Given instruction >>
In the technology funds text below, which index is the iShares S&P 500 Information Technology Sector UCITS ETF designed to track?

Supplied text >>
The strong growth in technology funds since January 2023, with a sector-wide surge of 61%, has drawn parallels to the pre-2021 market conditions. The current rally is fuelled by a broader economic recovery, the continued expansion of artificial intelligence (AI), and renewed investor enthusiasm for tech-driven innovation. However, these sharp gains raise concerns that the sector may once again be on the brink of overvaluation.
Several factors suggest that technology funds could face a similar downturn to that of 2021. One key risk is rising interest rates, which, as in 2021, could compress the lofty valuations of tech companies reliant on future growth potential. If central banks maintain or increase interest rates to combat inflation, the cost of capital for these companies could rise, eroding profit margins and reducing their appeal to investors.
Furthermore, the rapid gains since 2023 have left some analysts warning of an "overheated" sector, where stock prices may have detached from the fundamentals of underlying companies. With valuations approaching levels seen before the last market correction, the potential for another sharp sell-off looms large. Market volatility, driven by changing economic conditions or external shocks, could prompt investors to lock in gains and trigger a decline in fund values.
Investors need to remain cautious and evaluate whether the current valuations justify the risk, particularly given the cyclical nature of the tech sector and its vulnerability to economic shifts. While the long-term growth prospects remain strong, short-term volatility is a significant risk, especially after such a dramatic recovery.
A Volatile Few Months For Technology Funds
The past few months have been the most volatile for technology funds since their recovery at the beginning of 2023, which has added to concerns of a potential downturn.
Since July 2024, the Technology & Technology Innovations sector has experienced its longest period of negative performance since the 2021 downturn. During this period the sector has averaged -2.44%. This period of negative performance has only reinforced the belief of some analysts that the sector maybe approaching a bigger downturn.
Top 5 Technology Funds That Have Excelled
Despite the threat of a downturn, the sector is home to several high quality funds that over the past 5 years have consistently delivered strong performance.
Below we feature 5 of the best performing technology funds and provide a detailed overview of their performance over the most recent 1, 3, and 5-year periods.
These funds have consistently been among the top performers within the IA Technology & Technology Innovation sector, which has earned them a top 4 or 5 star rating. Their impressive track records highlight their ability to deliver strong returns in both the short and long term.
iShares S&P 500 Information Technology Sector UCITS ETF
The iShares S&P 500 Information Technology Sector UCITS ETF is an index fund designed to track the S&P 500 Capped 35/20 Information Technology Index. Its objective is to provide investors with returns through a blend of capital growth and income generation by investing in leading U.S. technology companies. The fund’s key holdings include industry giants such as Apple, Microsoft, NVIDIA, and Broadcom, which dominate the global technology sector.
This ETF has consistently been a top performer within the IA Technology & Technology Innovation sector, managing £7.79 billion in assets.

Data segment >>
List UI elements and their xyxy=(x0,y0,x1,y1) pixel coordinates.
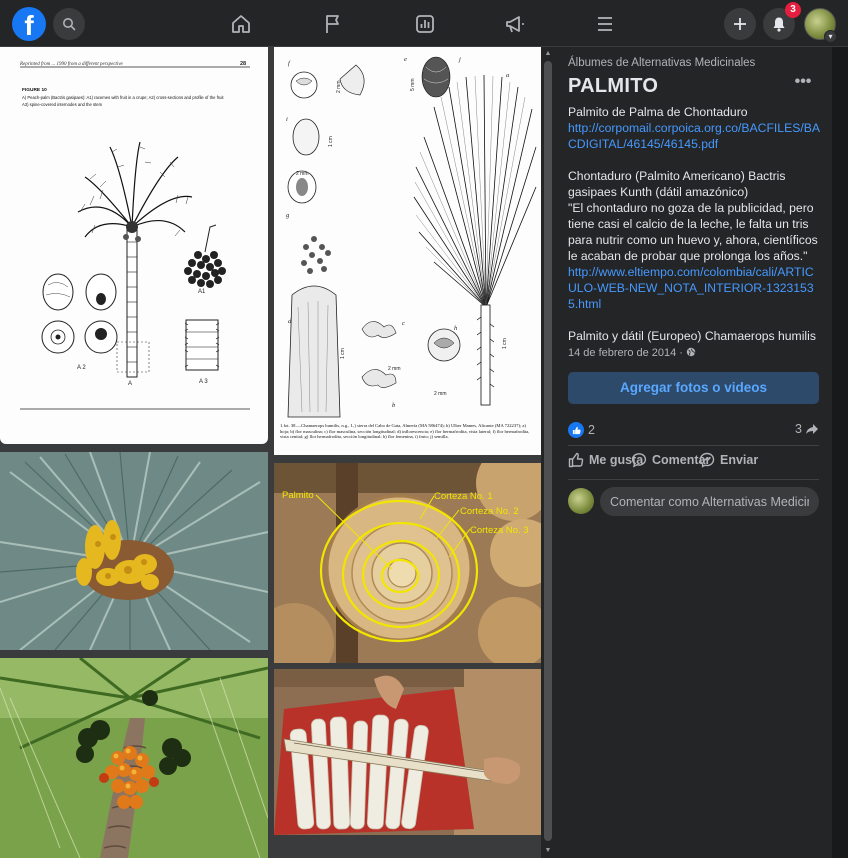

Full output >>
The S&P 500 Capped 35/20 Information Technology Index.